Collected data

+--

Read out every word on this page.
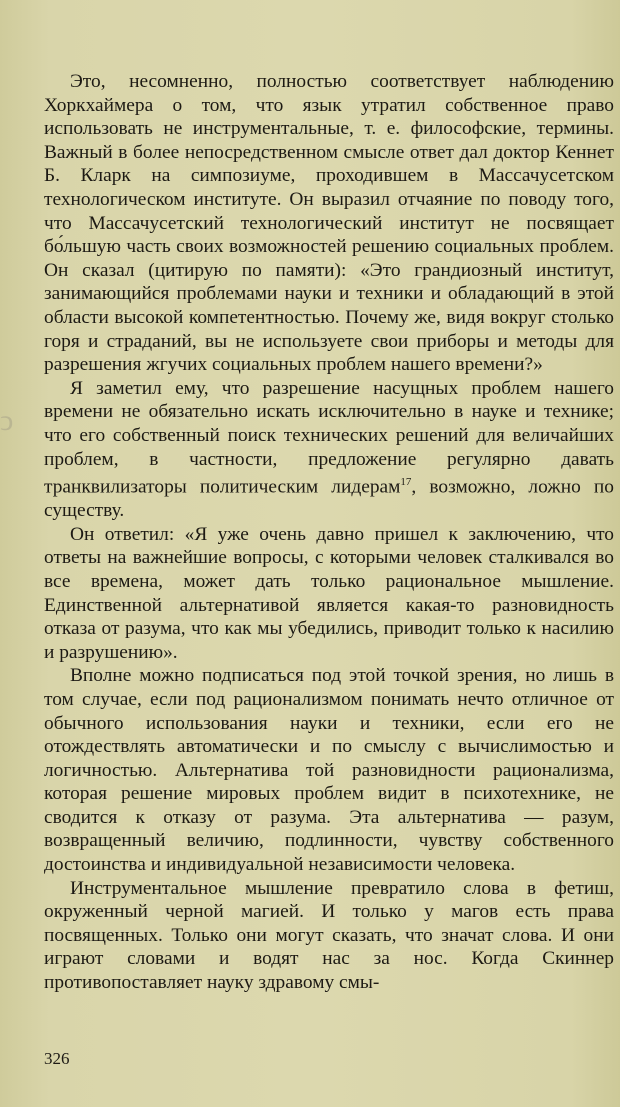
ↄ

Это, несомненно, полностью соответствует наблюдению Хоркхаймера о том, что язык утратил собственное право использовать не инструментальные, т. е. философские, термины. Важный в более непосредственном смысле ответ дал доктор Кеннет Б. Кларк на симпозиуме, проходившем в Массачусетском технологическом институте. Он выразил отчаяние по поводу того, что Массачусетский технологический институт не посвящает бо́льшую часть своих возможностей решению социальных проблем. Он сказал (цитирую по памяти): «Это грандиозный институт, занимающийся проблемами науки и техники и обладающий в этой области высокой компетентностью. Почему же, видя вокруг столько горя и страданий, вы не используете свои приборы и методы для разрешения жгучих социальных проблем нашего времени?»

Я заметил ему, что разрешение насущных проблем нашего времени не обязательно искать исключительно в науке и технике; что его собственный поиск технических решений для величайших проблем, в частности, предложение регулярно давать транквилизаторы политическим лидерам$^{17}$, возможно, ложно по существу.

Он ответил: «Я уже очень давно пришел к заключению, что ответы на важнейшие вопросы, с которыми человек сталкивался во все времена, может дать только рациональное мышление. Единственной альтернативой является какая-то разновидность отказа от разума, что как мы убедились, приводит только к насилию и разрушению».

Вполне можно подписаться под этой точкой зрения, но лишь в том случае, если под рационализмом понимать нечто отличное от обычного использования науки и техники, если его не отождествлять автоматически и по смыслу с вычислимостью и логичностью. Альтернатива той разновидности рационализма, которая решение мировых проблем видит в психотехнике, не сводится к отказу от разума. Эта альтернатива — разум, возвращенный величию, подлинности, чувству собственного достоинства и индивидуальной независимости человека.

Инструментальное мышление превратило слова в фетиш, окруженный черной магией. И только у магов есть права посвященных. Только они могут сказать, что значат слова. И они играют словами и водят нас за нос. Когда Скиннер противопоставляет науку здравому смы-

326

+--

Print the records above exactly as they stand, but leave out the pictures.

IN RESPONSE:
Read out every word on this page.
ↄ

Это, несомненно, полностью соответствует наблюдению Хоркхаймера о том, что язык утратил собственное право использовать не инструментальные, т. е. философские, термины. Важный в более непосредственном смысле ответ дал доктор Кеннет Б. Кларк на симпозиуме, проходившем в Массачусетском технологическом институте. Он выразил отчаяние по поводу того, что Массачусетский технологический институт не посвящает бо́льшую часть своих возможностей решению социальных проблем. Он сказал (цитирую по памяти): «Это грандиозный институт, занимающийся проблемами науки и техники и обладающий в этой области высокой компетентностью. Почему же, видя вокруг столько горя и страданий, вы не используете свои приборы и методы для разрешения жгучих социальных проблем нашего времени?»

Я заметил ему, что разрешение насущных проблем нашего времени не обязательно искать исключительно в науке и технике; что его собственный поиск технических решений для величайших проблем, в частности, предложение регулярно давать транквилизаторы политическим лидерам$^{17}$, возможно, ложно по существу.

Он ответил: «Я уже очень давно пришел к заключению, что ответы на важнейшие вопросы, с которыми человек сталкивался во все времена, может дать только рациональное мышление. Единственной альтернативой является какая-то разновидность отказа от разума, что как мы убедились, приводит только к насилию и разрушению».

Вполне можно подписаться под этой точкой зрения, но лишь в том случае, если под рационализмом понимать нечто отличное от обычного использования науки и техники, если его не отождествлять автоматически и по смыслу с вычислимостью и логичностью. Альтернатива той разновидности рационализма, которая решение мировых проблем видит в психотехнике, не сводится к отказу от разума. Эта альтернатива — разум, возвращенный величию, подлинности, чувству собственного достоинства и индивидуальной независимости человека.

Инструментальное мышление превратило слова в фетиш, окруженный черной магией. И только у магов есть права посвященных. Только они могут сказать, что значат слова. И они играют словами и водят нас за нос. Когда Скиннер противопоставляет науку здравому смы-

326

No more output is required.